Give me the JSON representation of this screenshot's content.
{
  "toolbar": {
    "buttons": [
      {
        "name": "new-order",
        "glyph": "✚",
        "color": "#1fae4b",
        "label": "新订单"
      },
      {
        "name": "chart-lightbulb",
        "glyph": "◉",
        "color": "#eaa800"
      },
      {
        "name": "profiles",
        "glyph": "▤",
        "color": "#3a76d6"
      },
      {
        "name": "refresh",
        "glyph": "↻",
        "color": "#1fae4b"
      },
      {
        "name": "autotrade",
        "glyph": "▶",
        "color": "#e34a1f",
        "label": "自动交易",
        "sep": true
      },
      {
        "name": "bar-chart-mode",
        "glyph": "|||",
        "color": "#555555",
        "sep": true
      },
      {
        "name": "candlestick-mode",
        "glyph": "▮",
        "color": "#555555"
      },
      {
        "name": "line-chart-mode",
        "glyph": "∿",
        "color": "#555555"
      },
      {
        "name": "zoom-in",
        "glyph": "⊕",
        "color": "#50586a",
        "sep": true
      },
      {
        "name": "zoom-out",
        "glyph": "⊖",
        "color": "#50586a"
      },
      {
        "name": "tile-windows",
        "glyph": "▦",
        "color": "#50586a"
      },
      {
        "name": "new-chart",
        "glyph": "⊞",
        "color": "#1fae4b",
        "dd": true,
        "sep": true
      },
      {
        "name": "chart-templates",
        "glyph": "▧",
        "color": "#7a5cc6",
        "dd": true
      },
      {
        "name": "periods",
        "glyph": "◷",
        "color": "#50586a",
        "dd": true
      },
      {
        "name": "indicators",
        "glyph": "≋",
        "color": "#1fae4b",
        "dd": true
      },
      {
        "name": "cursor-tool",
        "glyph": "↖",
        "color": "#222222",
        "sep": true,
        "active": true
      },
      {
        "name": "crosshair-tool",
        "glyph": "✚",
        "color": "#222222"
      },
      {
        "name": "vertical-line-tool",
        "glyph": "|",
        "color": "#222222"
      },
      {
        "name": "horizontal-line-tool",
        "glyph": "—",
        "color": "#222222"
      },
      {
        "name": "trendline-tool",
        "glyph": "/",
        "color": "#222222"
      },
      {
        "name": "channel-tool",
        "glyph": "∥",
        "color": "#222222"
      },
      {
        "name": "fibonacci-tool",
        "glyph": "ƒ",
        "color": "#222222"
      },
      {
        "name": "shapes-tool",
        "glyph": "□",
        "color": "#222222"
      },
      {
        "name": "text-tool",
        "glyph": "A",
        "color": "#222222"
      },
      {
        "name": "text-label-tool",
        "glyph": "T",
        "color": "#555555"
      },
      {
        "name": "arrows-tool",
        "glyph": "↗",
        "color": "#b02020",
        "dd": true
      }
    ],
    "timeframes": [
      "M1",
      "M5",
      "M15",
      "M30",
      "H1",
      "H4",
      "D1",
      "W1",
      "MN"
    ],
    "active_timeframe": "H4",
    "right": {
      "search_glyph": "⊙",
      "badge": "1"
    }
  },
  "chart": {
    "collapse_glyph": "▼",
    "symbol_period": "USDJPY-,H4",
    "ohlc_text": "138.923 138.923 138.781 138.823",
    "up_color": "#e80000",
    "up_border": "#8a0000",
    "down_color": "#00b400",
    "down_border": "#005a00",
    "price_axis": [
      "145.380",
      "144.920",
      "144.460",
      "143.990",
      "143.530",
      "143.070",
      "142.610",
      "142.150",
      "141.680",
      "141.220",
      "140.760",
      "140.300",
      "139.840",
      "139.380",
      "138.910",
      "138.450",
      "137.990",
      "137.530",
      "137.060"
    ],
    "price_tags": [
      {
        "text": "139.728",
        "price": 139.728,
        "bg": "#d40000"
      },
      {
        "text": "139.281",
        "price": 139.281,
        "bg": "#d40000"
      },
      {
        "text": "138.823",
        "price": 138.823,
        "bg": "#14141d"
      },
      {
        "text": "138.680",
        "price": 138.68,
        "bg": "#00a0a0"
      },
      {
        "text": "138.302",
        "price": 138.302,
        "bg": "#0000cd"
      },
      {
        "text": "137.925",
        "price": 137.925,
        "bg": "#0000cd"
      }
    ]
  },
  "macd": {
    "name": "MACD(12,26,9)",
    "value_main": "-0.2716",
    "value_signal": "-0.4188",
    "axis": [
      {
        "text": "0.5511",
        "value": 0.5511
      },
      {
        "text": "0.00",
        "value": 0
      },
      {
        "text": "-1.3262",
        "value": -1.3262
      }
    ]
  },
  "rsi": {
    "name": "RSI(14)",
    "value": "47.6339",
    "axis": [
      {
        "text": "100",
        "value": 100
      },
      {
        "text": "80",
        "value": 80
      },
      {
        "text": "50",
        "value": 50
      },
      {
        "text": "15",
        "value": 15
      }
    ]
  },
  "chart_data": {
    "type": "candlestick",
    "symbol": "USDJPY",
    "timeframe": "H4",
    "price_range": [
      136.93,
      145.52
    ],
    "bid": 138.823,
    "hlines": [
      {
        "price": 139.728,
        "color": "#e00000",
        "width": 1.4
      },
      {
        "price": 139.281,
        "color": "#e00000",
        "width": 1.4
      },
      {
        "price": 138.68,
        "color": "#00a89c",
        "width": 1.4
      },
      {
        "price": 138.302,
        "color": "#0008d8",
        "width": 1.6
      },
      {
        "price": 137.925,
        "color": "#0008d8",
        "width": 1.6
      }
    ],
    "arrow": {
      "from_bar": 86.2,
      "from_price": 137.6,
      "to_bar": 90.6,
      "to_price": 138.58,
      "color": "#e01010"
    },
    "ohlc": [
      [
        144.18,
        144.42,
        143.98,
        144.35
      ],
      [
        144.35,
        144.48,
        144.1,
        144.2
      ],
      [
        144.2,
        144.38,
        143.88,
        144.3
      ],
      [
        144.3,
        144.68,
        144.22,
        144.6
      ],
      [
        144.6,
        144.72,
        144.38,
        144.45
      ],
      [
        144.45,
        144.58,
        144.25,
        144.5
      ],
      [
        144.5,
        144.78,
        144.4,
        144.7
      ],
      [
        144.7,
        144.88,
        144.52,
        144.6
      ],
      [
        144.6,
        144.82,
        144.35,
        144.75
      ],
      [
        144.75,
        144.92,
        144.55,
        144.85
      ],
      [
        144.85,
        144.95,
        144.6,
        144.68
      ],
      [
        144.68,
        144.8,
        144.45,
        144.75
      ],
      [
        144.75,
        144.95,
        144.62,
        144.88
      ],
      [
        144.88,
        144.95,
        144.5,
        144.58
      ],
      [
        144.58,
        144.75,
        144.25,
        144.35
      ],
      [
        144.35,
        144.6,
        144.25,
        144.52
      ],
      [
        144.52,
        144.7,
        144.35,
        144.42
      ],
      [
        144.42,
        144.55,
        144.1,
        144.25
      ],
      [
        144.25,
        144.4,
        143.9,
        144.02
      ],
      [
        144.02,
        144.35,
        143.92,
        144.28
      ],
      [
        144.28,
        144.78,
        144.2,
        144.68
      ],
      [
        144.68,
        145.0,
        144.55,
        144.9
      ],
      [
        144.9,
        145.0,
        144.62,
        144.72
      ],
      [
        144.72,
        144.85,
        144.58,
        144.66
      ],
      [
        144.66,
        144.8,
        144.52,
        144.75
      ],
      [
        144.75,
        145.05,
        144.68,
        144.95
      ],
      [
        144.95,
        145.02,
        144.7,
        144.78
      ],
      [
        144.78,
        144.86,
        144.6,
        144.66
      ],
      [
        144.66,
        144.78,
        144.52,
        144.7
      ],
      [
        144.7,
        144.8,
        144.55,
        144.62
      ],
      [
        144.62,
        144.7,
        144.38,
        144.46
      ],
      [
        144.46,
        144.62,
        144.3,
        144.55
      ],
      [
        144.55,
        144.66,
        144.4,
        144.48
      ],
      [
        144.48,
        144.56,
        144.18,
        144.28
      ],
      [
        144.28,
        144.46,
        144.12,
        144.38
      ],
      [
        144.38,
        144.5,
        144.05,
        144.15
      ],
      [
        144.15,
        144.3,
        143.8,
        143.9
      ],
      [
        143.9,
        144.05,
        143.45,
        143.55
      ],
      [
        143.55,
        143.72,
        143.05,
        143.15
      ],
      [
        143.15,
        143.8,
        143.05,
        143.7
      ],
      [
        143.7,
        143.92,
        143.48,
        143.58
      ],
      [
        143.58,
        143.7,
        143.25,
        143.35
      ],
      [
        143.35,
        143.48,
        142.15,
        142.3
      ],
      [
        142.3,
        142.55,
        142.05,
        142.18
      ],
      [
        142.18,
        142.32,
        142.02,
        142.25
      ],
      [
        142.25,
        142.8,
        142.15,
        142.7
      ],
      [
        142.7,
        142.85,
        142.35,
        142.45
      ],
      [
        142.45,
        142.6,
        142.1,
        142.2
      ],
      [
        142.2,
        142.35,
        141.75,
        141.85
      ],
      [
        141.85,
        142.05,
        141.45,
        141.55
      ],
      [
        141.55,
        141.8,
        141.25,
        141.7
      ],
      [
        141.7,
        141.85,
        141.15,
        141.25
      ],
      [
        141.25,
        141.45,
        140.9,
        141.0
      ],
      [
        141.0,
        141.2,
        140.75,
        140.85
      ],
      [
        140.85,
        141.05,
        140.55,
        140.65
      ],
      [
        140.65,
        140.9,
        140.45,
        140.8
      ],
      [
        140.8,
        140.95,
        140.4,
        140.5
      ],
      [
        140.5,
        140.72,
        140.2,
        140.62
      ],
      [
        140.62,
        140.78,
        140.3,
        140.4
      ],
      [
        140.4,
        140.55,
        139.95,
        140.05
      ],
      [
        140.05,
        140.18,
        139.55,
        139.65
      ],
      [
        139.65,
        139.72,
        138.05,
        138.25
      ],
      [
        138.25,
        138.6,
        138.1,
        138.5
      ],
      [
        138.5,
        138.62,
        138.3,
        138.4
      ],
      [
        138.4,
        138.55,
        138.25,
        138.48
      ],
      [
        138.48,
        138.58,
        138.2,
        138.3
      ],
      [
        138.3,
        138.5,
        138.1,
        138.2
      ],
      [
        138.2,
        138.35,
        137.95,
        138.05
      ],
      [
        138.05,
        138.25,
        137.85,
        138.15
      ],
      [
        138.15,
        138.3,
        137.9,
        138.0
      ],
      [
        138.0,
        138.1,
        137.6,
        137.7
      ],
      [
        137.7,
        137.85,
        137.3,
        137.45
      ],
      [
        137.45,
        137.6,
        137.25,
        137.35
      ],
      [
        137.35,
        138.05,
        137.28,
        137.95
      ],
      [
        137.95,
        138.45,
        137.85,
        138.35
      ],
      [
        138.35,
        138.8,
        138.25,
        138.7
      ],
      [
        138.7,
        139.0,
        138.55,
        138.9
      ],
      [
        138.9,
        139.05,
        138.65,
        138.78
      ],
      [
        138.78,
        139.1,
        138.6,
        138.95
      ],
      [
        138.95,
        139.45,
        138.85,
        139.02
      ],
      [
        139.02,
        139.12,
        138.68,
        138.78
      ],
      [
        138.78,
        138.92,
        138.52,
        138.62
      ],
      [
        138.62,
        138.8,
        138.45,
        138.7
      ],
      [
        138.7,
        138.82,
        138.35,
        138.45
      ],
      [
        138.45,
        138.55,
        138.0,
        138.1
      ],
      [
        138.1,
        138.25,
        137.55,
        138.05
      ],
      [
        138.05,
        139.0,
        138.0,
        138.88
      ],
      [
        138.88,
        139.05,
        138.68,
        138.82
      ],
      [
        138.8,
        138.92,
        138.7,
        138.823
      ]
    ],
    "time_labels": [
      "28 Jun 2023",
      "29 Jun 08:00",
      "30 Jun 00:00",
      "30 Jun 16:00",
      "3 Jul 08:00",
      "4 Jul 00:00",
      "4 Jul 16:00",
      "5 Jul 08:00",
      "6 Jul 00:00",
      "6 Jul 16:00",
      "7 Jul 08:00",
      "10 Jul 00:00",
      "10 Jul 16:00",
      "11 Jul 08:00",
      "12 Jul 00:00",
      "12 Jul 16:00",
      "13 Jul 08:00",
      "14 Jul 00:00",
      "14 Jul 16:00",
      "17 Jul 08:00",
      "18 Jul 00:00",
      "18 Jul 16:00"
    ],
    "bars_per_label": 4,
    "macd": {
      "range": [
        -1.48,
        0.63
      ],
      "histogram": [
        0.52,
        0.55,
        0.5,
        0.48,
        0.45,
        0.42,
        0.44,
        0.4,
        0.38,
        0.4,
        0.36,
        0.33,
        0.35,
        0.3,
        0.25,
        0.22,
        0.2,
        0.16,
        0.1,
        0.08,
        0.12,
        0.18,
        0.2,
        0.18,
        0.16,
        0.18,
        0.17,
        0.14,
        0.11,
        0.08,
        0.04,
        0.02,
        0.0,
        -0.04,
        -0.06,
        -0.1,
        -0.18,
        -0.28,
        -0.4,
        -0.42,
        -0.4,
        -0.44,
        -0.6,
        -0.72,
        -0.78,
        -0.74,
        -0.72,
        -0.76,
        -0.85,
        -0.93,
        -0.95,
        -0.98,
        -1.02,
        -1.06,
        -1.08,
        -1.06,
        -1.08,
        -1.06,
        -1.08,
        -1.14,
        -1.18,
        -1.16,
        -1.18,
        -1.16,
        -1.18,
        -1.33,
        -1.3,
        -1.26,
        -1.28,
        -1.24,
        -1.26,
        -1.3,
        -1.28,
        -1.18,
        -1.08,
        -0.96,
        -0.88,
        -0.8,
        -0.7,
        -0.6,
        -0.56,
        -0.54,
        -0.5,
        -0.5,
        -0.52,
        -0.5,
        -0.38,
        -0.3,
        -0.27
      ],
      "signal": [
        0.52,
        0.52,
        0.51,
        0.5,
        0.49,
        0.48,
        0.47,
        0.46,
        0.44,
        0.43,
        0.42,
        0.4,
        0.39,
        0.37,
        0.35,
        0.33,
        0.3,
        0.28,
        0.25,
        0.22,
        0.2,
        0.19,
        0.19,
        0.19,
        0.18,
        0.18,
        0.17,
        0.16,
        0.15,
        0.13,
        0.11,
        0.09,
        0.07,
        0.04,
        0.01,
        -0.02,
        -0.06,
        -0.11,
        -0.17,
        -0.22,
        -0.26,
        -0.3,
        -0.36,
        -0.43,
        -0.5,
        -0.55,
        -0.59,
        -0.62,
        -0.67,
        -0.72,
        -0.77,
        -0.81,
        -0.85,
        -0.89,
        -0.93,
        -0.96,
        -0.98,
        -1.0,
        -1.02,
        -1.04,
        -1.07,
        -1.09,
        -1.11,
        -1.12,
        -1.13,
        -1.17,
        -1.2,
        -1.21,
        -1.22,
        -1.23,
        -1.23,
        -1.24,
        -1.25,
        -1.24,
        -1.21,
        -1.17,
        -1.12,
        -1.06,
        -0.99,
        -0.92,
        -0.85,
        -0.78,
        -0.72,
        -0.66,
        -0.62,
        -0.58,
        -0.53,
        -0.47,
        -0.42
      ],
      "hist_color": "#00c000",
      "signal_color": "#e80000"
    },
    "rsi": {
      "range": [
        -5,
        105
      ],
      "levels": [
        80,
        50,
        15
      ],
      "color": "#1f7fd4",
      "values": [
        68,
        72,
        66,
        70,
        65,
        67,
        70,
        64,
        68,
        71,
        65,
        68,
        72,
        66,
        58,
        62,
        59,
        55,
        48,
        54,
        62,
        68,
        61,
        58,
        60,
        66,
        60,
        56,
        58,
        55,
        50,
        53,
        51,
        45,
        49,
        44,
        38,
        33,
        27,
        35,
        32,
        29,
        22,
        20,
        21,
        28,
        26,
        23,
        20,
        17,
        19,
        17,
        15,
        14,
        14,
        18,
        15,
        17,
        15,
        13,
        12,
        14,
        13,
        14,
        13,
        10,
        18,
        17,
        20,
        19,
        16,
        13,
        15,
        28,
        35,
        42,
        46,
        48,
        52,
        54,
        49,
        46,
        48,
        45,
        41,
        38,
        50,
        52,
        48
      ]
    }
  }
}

**OBJECTIVE**
Tally the lines in the listing that hold "mode" and report the number alone.

**PROBLEM SOLUTION**
3